■ Work to do:
Could you transcribe every record below exactly as written, leaving out any pictures?

· · · ·

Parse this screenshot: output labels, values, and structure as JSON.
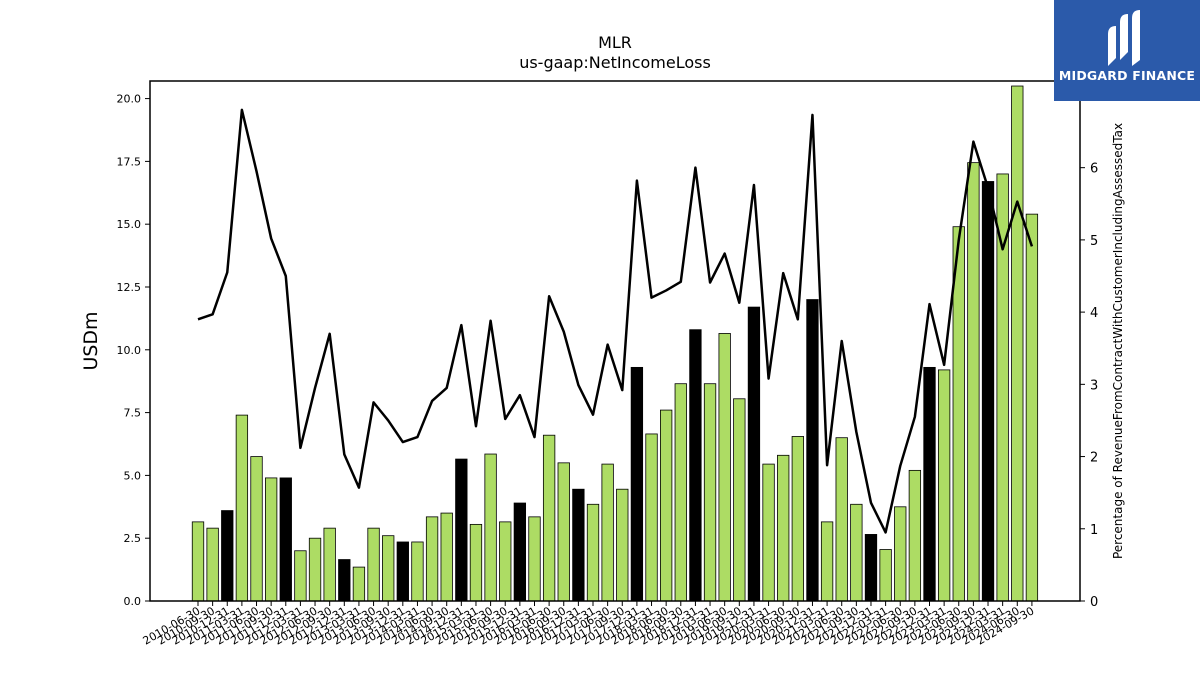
{
  "logo": {
    "text": "MIDGARD FINANCE",
    "bg_color": "#2b5aaa"
  },
  "chart_data": {
    "type": "bar",
    "title": "MLR",
    "subtitle": "us-gaap:NetIncomeLoss",
    "ylabel": "USDm",
    "ylabel_right": "Percentage of RevenueFromContractWithCustomerIncludingAssessedTax",
    "ylim": [
      0,
      20.7
    ],
    "ylim_right": [
      0,
      7.2
    ],
    "yticks": [
      0.0,
      2.5,
      5.0,
      7.5,
      10.0,
      12.5,
      15.0,
      17.5,
      20.0
    ],
    "yticks_right": [
      0,
      1,
      2,
      3,
      4,
      5,
      6
    ],
    "bar_colors": {
      "quarter": "#addc64",
      "fiscal_year": "#000000"
    },
    "line_color": "#000000",
    "categories": [
      "2010-06-30",
      "2010-09-30",
      "2010-12-31",
      "2011-03-31",
      "2011-06-30",
      "2011-09-30",
      "2011-12-31",
      "2012-03-31",
      "2012-06-30",
      "2012-09-30",
      "2012-12-31",
      "2013-03-31",
      "2013-06-30",
      "2013-09-30",
      "2013-12-31",
      "2014-03-31",
      "2014-06-30",
      "2014-09-30",
      "2014-12-31",
      "2015-03-31",
      "2015-06-30",
      "2015-09-30",
      "2015-12-31",
      "2016-03-31",
      "2016-06-30",
      "2016-09-30",
      "2016-12-31",
      "2017-03-31",
      "2017-06-30",
      "2017-09-30",
      "2017-12-31",
      "2018-03-31",
      "2018-06-30",
      "2018-09-30",
      "2018-12-31",
      "2019-03-31",
      "2019-06-30",
      "2019-09-30",
      "2019-12-31",
      "2020-03-31",
      "2020-06-30",
      "2020-09-30",
      "2020-12-31",
      "2021-03-31",
      "2021-06-30",
      "2021-09-30",
      "2021-12-31",
      "2022-03-31",
      "2022-06-30",
      "2022-09-30",
      "2022-12-31",
      "2023-03-31",
      "2023-06-30",
      "2023-09-30",
      "2023-12-31",
      "2024-03-31",
      "2024-06-30",
      "2024-09-30"
    ],
    "series": [
      {
        "type": "bar",
        "values": [
          3.15,
          2.9,
          3.6,
          7.4,
          5.75,
          4.9,
          4.9,
          2.0,
          2.5,
          2.9,
          1.65,
          1.35,
          2.9,
          2.6,
          2.35,
          2.35,
          3.35,
          3.5,
          5.65,
          3.05,
          5.85,
          3.15,
          3.9,
          3.35,
          6.6,
          5.5,
          4.45,
          3.85,
          5.45,
          4.45,
          9.3,
          6.65,
          7.6,
          8.65,
          10.8,
          8.65,
          10.65,
          8.05,
          11.7,
          5.45,
          5.8,
          6.55,
          12.0,
          3.15,
          6.5,
          3.85,
          2.65,
          2.05,
          3.75,
          5.2,
          9.3,
          9.2,
          14.9,
          17.45,
          16.7,
          17.0,
          20.5,
          15.4
        ],
        "fiscal_year_end": [
          false,
          false,
          true,
          false,
          false,
          false,
          true,
          false,
          false,
          false,
          true,
          false,
          false,
          false,
          true,
          false,
          false,
          false,
          true,
          false,
          false,
          false,
          true,
          false,
          false,
          false,
          true,
          false,
          false,
          false,
          true,
          false,
          false,
          false,
          true,
          false,
          false,
          false,
          true,
          false,
          false,
          false,
          true,
          false,
          false,
          false,
          true,
          false,
          false,
          false,
          true,
          false,
          false,
          false,
          true,
          false,
          false,
          false
        ]
      },
      {
        "type": "line",
        "axis": "right",
        "values": [
          3.9,
          3.97,
          4.55,
          6.8,
          5.95,
          5.02,
          4.5,
          2.12,
          2.95,
          3.7,
          2.03,
          1.57,
          2.75,
          2.5,
          2.2,
          2.27,
          2.77,
          2.95,
          3.82,
          2.42,
          3.88,
          2.52,
          2.85,
          2.27,
          4.22,
          3.73,
          2.99,
          2.58,
          3.55,
          2.92,
          5.82,
          4.2,
          4.3,
          4.42,
          6.0,
          4.41,
          4.81,
          4.13,
          5.76,
          3.08,
          4.54,
          3.9,
          6.73,
          1.88,
          3.6,
          2.34,
          1.36,
          0.95,
          1.87,
          2.55,
          4.11,
          3.27,
          5.0,
          6.36,
          5.72,
          4.87,
          5.53,
          4.91
        ]
      }
    ]
  }
}
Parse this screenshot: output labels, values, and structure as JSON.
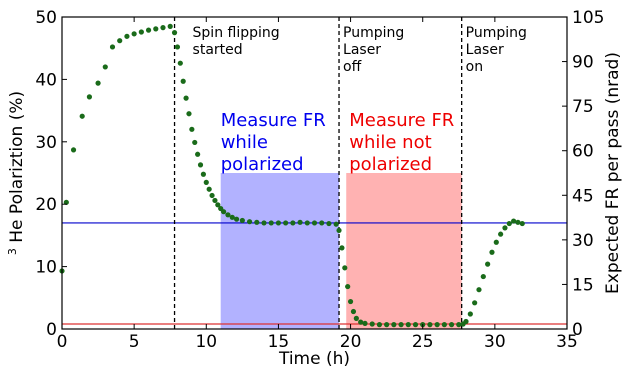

· · · ·

■ Final result:
Parse this screenshot: output labels, values, and structure as JSON.
{
  "logo": {
    "text": "MIDGARD FINANCE",
    "bg_color": "#2b5aaa"
  },
  "chart_data": {
    "type": "bar",
    "title": "MLR",
    "subtitle": "us-gaap:NetIncomeLoss",
    "ylabel": "USDm",
    "ylabel_right": "Percentage of RevenueFromContractWithCustomerIncludingAssessedTax",
    "ylim": [
      0,
      20.7
    ],
    "ylim_right": [
      0,
      7.2
    ],
    "yticks": [
      0.0,
      2.5,
      5.0,
      7.5,
      10.0,
      12.5,
      15.0,
      17.5,
      20.0
    ],
    "yticks_right": [
      0,
      1,
      2,
      3,
      4,
      5,
      6
    ],
    "bar_colors": {
      "quarter": "#addc64",
      "fiscal_year": "#000000"
    },
    "line_color": "#000000",
    "categories": [
      "2010-06-30",
      "2010-09-30",
      "2010-12-31",
      "2011-03-31",
      "2011-06-30",
      "2011-09-30",
      "2011-12-31",
      "2012-03-31",
      "2012-06-30",
      "2012-09-30",
      "2012-12-31",
      "2013-03-31",
      "2013-06-30",
      "2013-09-30",
      "2013-12-31",
      "2014-03-31",
      "2014-06-30",
      "2014-09-30",
      "2014-12-31",
      "2015-03-31",
      "2015-06-30",
      "2015-09-30",
      "2015-12-31",
      "2016-03-31",
      "2016-06-30",
      "2016-09-30",
      "2016-12-31",
      "2017-03-31",
      "2017-06-30",
      "2017-09-30",
      "2017-12-31",
      "2018-03-31",
      "2018-06-30",
      "2018-09-30",
      "2018-12-31",
      "2019-03-31",
      "2019-06-30",
      "2019-09-30",
      "2019-12-31",
      "2020-03-31",
      "2020-06-30",
      "2020-09-30",
      "2020-12-31",
      "2021-03-31",
      "2021-06-30",
      "2021-09-30",
      "2021-12-31",
      "2022-03-31",
      "2022-06-30",
      "2022-09-30",
      "2022-12-31",
      "2023-03-31",
      "2023-06-30",
      "2023-09-30",
      "2023-12-31",
      "2024-03-31",
      "2024-06-30",
      "2024-09-30"
    ],
    "series": [
      {
        "type": "bar",
        "values": [
          3.15,
          2.9,
          3.6,
          7.4,
          5.75,
          4.9,
          4.9,
          2.0,
          2.5,
          2.9,
          1.65,
          1.35,
          2.9,
          2.6,
          2.35,
          2.35,
          3.35,
          3.5,
          5.65,
          3.05,
          5.85,
          3.15,
          3.9,
          3.35,
          6.6,
          5.5,
          4.45,
          3.85,
          5.45,
          4.45,
          9.3,
          6.65,
          7.6,
          8.65,
          10.8,
          8.65,
          10.65,
          8.05,
          11.7,
          5.45,
          5.8,
          6.55,
          12.0,
          3.15,
          6.5,
          3.85,
          2.65,
          2.05,
          3.75,
          5.2,
          9.3,
          9.2,
          14.9,
          17.45,
          16.7,
          17.0,
          20.5,
          15.4
        ],
        "fiscal_year_end": [
          false,
          false,
          true,
          false,
          false,
          false,
          true,
          false,
          false,
          false,
          true,
          false,
          false,
          false,
          true,
          false,
          false,
          false,
          true,
          false,
          false,
          false,
          true,
          false,
          false,
          false,
          true,
          false,
          false,
          false,
          true,
          false,
          false,
          false,
          true,
          false,
          false,
          false,
          true,
          false,
          false,
          false,
          true,
          false,
          false,
          false,
          true,
          false,
          false,
          false,
          true,
          false,
          false,
          false,
          true,
          false,
          false,
          false
        ]
      },
      {
        "type": "line",
        "axis": "right",
        "values": [
          3.9,
          3.97,
          4.55,
          6.8,
          5.95,
          5.02,
          4.5,
          2.12,
          2.95,
          3.7,
          2.03,
          1.57,
          2.75,
          2.5,
          2.2,
          2.27,
          2.77,
          2.95,
          3.82,
          2.42,
          3.88,
          2.52,
          2.85,
          2.27,
          4.22,
          3.73,
          2.99,
          2.58,
          3.55,
          2.92,
          5.82,
          4.2,
          4.3,
          4.42,
          6.0,
          4.41,
          4.81,
          4.13,
          5.76,
          3.08,
          4.54,
          3.9,
          6.73,
          1.88,
          3.6,
          2.34,
          1.36,
          0.95,
          1.87,
          2.55,
          4.11,
          3.27,
          5.0,
          6.36,
          5.72,
          4.87,
          5.53,
          4.91
        ]
      }
    ]
  }
}
Parse this screenshot: output labels, values, and structure as JSON.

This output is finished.